• Exercise input:
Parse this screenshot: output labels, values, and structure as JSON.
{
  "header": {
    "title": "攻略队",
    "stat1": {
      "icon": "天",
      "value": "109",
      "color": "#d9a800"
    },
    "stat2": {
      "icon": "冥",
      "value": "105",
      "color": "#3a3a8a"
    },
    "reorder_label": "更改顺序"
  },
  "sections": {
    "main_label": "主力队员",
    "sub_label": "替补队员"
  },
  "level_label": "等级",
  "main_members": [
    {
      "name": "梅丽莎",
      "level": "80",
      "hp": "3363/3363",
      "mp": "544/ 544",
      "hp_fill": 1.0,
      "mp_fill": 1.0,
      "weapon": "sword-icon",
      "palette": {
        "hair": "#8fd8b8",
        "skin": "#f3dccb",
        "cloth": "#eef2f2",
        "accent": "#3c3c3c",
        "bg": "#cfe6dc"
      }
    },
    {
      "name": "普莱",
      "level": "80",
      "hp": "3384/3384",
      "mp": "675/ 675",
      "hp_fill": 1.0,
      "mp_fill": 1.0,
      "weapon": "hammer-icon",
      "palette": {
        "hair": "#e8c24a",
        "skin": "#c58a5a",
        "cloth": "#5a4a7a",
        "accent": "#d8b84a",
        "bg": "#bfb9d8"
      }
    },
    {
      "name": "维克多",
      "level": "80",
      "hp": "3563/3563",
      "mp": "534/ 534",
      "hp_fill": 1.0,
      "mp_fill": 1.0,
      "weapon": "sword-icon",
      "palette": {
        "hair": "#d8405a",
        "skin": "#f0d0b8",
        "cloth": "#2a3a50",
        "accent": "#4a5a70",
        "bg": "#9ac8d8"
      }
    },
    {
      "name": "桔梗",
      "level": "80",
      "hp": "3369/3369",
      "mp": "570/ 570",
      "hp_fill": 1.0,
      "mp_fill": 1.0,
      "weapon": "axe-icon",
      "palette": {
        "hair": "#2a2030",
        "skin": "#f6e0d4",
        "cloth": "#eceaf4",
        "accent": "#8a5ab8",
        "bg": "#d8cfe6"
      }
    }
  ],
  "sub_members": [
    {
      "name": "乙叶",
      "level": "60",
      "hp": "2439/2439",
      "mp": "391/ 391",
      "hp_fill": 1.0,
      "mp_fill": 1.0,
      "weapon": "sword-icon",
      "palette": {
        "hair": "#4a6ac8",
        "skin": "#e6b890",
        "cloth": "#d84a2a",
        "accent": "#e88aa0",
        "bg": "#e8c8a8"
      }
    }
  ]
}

• Directive: Search the data above for lines holding "name" and copy each of them.

• Correct response:
      "name": "梅丽莎",
      "name": "普莱",
      "name": "维克多",
      "name": "桔梗",
      "name": "乙叶",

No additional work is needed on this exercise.